# Your objective
Transcribe every line of the listing below without any deviation.

-- START Data rows --

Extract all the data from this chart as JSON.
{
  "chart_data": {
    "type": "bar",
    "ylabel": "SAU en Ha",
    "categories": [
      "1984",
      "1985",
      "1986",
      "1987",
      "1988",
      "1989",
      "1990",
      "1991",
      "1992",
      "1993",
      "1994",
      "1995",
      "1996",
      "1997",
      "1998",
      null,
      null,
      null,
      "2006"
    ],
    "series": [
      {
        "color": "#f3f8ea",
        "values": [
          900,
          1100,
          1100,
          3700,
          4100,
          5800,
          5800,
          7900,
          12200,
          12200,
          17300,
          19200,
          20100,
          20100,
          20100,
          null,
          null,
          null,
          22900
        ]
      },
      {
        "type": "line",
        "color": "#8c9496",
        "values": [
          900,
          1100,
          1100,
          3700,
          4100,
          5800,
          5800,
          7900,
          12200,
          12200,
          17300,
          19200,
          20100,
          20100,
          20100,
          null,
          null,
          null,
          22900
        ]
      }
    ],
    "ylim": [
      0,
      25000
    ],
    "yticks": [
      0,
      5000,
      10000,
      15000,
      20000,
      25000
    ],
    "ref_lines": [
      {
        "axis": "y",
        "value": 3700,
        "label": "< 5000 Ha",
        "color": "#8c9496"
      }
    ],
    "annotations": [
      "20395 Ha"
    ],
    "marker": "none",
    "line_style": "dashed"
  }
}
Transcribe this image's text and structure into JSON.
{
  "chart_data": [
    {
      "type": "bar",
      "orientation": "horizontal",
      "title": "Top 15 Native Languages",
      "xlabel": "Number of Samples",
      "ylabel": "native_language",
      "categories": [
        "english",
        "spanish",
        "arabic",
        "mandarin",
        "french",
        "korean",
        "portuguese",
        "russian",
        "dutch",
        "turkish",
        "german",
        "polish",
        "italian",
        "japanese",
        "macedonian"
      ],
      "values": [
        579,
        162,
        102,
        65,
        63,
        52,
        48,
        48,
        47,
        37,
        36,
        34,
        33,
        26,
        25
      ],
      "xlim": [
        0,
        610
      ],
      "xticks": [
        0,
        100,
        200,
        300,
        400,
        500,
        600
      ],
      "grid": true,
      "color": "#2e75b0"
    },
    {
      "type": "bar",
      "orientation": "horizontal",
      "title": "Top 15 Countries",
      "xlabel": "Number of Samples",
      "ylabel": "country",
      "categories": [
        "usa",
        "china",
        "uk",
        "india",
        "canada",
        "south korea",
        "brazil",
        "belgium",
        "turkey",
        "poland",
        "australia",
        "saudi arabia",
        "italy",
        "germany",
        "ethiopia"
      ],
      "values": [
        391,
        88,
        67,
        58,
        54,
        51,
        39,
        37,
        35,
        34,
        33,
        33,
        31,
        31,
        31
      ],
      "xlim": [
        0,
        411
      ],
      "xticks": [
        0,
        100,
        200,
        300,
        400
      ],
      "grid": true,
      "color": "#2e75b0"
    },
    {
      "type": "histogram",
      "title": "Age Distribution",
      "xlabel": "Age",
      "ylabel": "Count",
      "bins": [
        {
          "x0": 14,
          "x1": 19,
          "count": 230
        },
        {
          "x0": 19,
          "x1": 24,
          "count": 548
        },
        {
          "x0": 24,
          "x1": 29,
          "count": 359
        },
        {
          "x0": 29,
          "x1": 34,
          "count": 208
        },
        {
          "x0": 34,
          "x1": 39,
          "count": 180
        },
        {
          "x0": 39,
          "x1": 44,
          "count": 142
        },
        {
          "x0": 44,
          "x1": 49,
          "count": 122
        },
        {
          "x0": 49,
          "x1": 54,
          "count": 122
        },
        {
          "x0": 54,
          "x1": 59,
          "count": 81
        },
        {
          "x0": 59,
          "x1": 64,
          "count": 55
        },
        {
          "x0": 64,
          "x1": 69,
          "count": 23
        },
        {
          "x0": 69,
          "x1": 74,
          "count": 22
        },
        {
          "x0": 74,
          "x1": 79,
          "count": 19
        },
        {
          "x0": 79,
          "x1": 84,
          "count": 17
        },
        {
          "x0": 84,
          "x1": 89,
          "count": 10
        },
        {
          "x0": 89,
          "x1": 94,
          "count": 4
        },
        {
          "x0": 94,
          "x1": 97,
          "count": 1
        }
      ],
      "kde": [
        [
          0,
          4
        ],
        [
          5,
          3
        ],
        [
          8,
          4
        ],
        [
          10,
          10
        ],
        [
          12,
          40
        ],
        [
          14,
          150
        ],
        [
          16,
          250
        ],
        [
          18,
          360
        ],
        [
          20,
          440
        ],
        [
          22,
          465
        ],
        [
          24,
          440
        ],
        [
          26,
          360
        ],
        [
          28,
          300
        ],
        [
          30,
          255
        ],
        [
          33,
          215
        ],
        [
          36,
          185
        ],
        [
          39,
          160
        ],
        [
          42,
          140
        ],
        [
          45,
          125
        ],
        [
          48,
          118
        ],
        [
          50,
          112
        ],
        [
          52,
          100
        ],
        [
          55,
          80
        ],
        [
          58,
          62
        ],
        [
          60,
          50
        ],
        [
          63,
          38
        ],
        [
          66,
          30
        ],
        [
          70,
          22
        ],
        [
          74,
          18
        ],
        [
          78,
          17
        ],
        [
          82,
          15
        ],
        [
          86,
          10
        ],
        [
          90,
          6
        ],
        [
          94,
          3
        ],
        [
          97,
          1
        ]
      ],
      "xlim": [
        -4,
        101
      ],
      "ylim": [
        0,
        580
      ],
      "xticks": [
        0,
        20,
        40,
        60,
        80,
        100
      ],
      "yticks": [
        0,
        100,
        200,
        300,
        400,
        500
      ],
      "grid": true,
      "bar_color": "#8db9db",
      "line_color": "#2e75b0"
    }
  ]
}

-- END Data rows --

# Output
Extract all the data from this chart as JSON.
{
  "chart_data": {
    "type": "bar",
    "ylabel": "SAU en Ha",
    "categories": [
      "1984",
      "1985",
      "1986",
      "1987",
      "1988",
      "1989",
      "1990",
      "1991",
      "1992",
      "1993",
      "1994",
      "1995",
      "1996",
      "1997",
      "1998",
      null,
      null,
      null,
      "2006"
    ],
    "series": [
      {
        "color": "#f3f8ea",
        "values": [
          900,
          1100,
          1100,
          3700,
          4100,
          5800,
          5800,
          7900,
          12200,
          12200,
          17300,
          19200,
          20100,
          20100,
          20100,
          null,
          null,
          null,
          22900
        ]
      },
      {
        "type": "line",
        "color": "#8c9496",
        "values": [
          900,
          1100,
          1100,
          3700,
          4100,
          5800,
          5800,
          7900,
          12200,
          12200,
          17300,
          19200,
          20100,
          20100,
          20100,
          null,
          null,
          null,
          22900
        ]
      }
    ],
    "ylim": [
      0,
      25000
    ],
    "yticks": [
      0,
      5000,
      10000,
      15000,
      20000,
      25000
    ],
    "ref_lines": [
      {
        "axis": "y",
        "value": 3700,
        "label": "< 5000 Ha",
        "color": "#8c9496"
      }
    ],
    "annotations": [
      "20395 Ha"
    ],
    "marker": "none",
    "line_style": "dashed"
  }
}
Transcribe this image's text and structure into JSON.
{
  "chart_data": [
    {
      "type": "bar",
      "orientation": "horizontal",
      "title": "Top 15 Native Languages",
      "xlabel": "Number of Samples",
      "ylabel": "native_language",
      "categories": [
        "english",
        "spanish",
        "arabic",
        "mandarin",
        "french",
        "korean",
        "portuguese",
        "russian",
        "dutch",
        "turkish",
        "german",
        "polish",
        "italian",
        "japanese",
        "macedonian"
      ],
      "values": [
        579,
        162,
        102,
        65,
        63,
        52,
        48,
        48,
        47,
        37,
        36,
        34,
        33,
        26,
        25
      ],
      "xlim": [
        0,
        610
      ],
      "xticks": [
        0,
        100,
        200,
        300,
        400,
        500,
        600
      ],
      "grid": true,
      "color": "#2e75b0"
    },
    {
      "type": "bar",
      "orientation": "horizontal",
      "title": "Top 15 Countries",
      "xlabel": "Number of Samples",
      "ylabel": "country",
      "categories": [
        "usa",
        "china",
        "uk",
        "india",
        "canada",
        "south korea",
        "brazil",
        "belgium",
        "turkey",
        "poland",
        "australia",
        "saudi arabia",
        "italy",
        "germany",
        "ethiopia"
      ],
      "values": [
        391,
        88,
        67,
        58,
        54,
        51,
        39,
        37,
        35,
        34,
        33,
        33,
        31,
        31,
        31
      ],
      "xlim": [
        0,
        411
      ],
      "xticks": [
        0,
        100,
        200,
        300,
        400
      ],
      "grid": true,
      "color": "#2e75b0"
    },
    {
      "type": "histogram",
      "title": "Age Distribution",
      "xlabel": "Age",
      "ylabel": "Count",
      "bins": [
        {
          "x0": 14,
          "x1": 19,
          "count": 230
        },
        {
          "x0": 19,
          "x1": 24,
          "count": 548
        },
        {
          "x0": 24,
          "x1": 29,
          "count": 359
        },
        {
          "x0": 29,
          "x1": 34,
          "count": 208
        },
        {
          "x0": 34,
          "x1": 39,
          "count": 180
        },
        {
          "x0": 39,
          "x1": 44,
          "count": 142
        },
        {
          "x0": 44,
          "x1": 49,
          "count": 122
        },
        {
          "x0": 49,
          "x1": 54,
          "count": 122
        },
        {
          "x0": 54,
          "x1": 59,
          "count": 81
        },
        {
          "x0": 59,
          "x1": 64,
          "count": 55
        },
        {
          "x0": 64,
          "x1": 69,
          "count": 23
        },
        {
          "x0": 69,
          "x1": 74,
          "count": 22
        },
        {
          "x0": 74,
          "x1": 79,
          "count": 19
        },
        {
          "x0": 79,
          "x1": 84,
          "count": 17
        },
        {
          "x0": 84,
          "x1": 89,
          "count": 10
        },
        {
          "x0": 89,
          "x1": 94,
          "count": 4
        },
        {
          "x0": 94,
          "x1": 97,
          "count": 1
        }
      ],
      "kde": [
        [
          0,
          4
        ],
        [
          5,
          3
        ],
        [
          8,
          4
        ],
        [
          10,
          10
        ],
        [
          12,
          40
        ],
        [
          14,
          150
        ],
        [
          16,
          250
        ],
        [
          18,
          360
        ],
        [
          20,
          440
        ],
        [
          22,
          465
        ],
        [
          24,
          440
        ],
        [
          26,
          360
        ],
        [
          28,
          300
        ],
        [
          30,
          255
        ],
        [
          33,
          215
        ],
        [
          36,
          185
        ],
        [
          39,
          160
        ],
        [
          42,
          140
        ],
        [
          45,
          125
        ],
        [
          48,
          118
        ],
        [
          50,
          112
        ],
        [
          52,
          100
        ],
        [
          55,
          80
        ],
        [
          58,
          62
        ],
        [
          60,
          50
        ],
        [
          63,
          38
        ],
        [
          66,
          30
        ],
        [
          70,
          22
        ],
        [
          74,
          18
        ],
        [
          78,
          17
        ],
        [
          82,
          15
        ],
        [
          86,
          10
        ],
        [
          90,
          6
        ],
        [
          94,
          3
        ],
        [
          97,
          1
        ]
      ],
      "xlim": [
        -4,
        101
      ],
      "ylim": [
        0,
        580
      ],
      "xticks": [
        0,
        20,
        40,
        60,
        80,
        100
      ],
      "yticks": [
        0,
        100,
        200,
        300,
        400,
        500
      ],
      "grid": true,
      "bar_color": "#8db9db",
      "line_color": "#2e75b0"
    }
  ]
}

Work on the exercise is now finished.